De cadaverum crematione
El crimen y las llamas asolaban los diarios,
el país y los espíritus, a los que nada interesaba
tanto. Si al crimen no sucedía algún incendio,
el placer era incompleto.
--Elías Canetti, Auto de fe.
Los zorros nos gobiernan. Son muy astutos. Difícilmente podría uno imaginar de lo que son capaces de hacer para que no nos demos cuenta de un acontecimiento. Son muy listos. Son muy zorros.
Por eso nos pasó de noche el día en que en un horno crematorio del Departamento del Distrito Federal, el jueves 26 de diciembre de 1991, se incineraron los votos de 1988. Fue como quemar el cuerpo del delito, que en el caso del asesinato podría ser el arma homicida, pero menos metafórico sería decir que fue como achicharrar el cadáver. ¿Por qué? ¿Por qué no nos dimos cuenta?
Porque así hacen las cosas los zorros: a veces a escondidas, a veces con un gran escándalo. Todo depende de que pongan a funcionar o no el Complejo Propagandístico Gubernamental. Son muy inteligentes.
Precavido, muy brillante (estudió en El Colegio de México), Manuel Camacho ya se había negado en agosto de 1988 a que se abrieran los paquetes de las elecciones presidenciales de ese año. Ahora, ahíto de legitimidad, se limitó a facilitar con un horno infalible la cremación de la voluntad ciudadana.

##########

INSTRUCCIÓN ->
Copia sin cambios la parte del fragmento sobre la quema de los votos de 1988 que va desde "Los zorros nos" hasta "Son muy inteligentes.", con esas últimas palabras incluidas.

DATOS DISPONIBLES ->
##########

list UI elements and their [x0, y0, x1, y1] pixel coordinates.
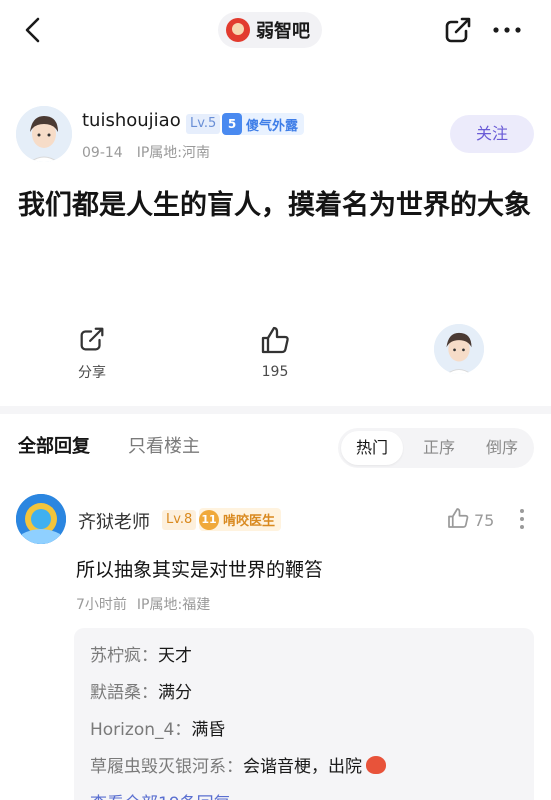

##########

TAREA RESUELTA ->
Los zorros nos gobiernan. Son muy astutos. Difícilmente podría uno imaginar de lo que son capaces de hacer para que no nos demos cuenta de un acontecimiento. Son muy listos. Son muy zorros.
Por eso nos pasó de noche el día en que en un horno crematorio del Departamento del Distrito Federal, el jueves 26 de diciembre de 1991, se incineraron los votos de 1988. Fue como quemar el cuerpo del delito, que en el caso del asesinato podría ser el arma homicida, pero menos metafórico sería decir que fue como achicharrar el cadáver. ¿Por qué? ¿Por qué no nos dimos cuenta?
Porque así hacen las cosas los zorros: a veces a escondidas, a veces con un gran escándalo. Todo depende de que pongan a funcionar o no el Complejo Propagandístico Gubernamental. Son muy inteligentes.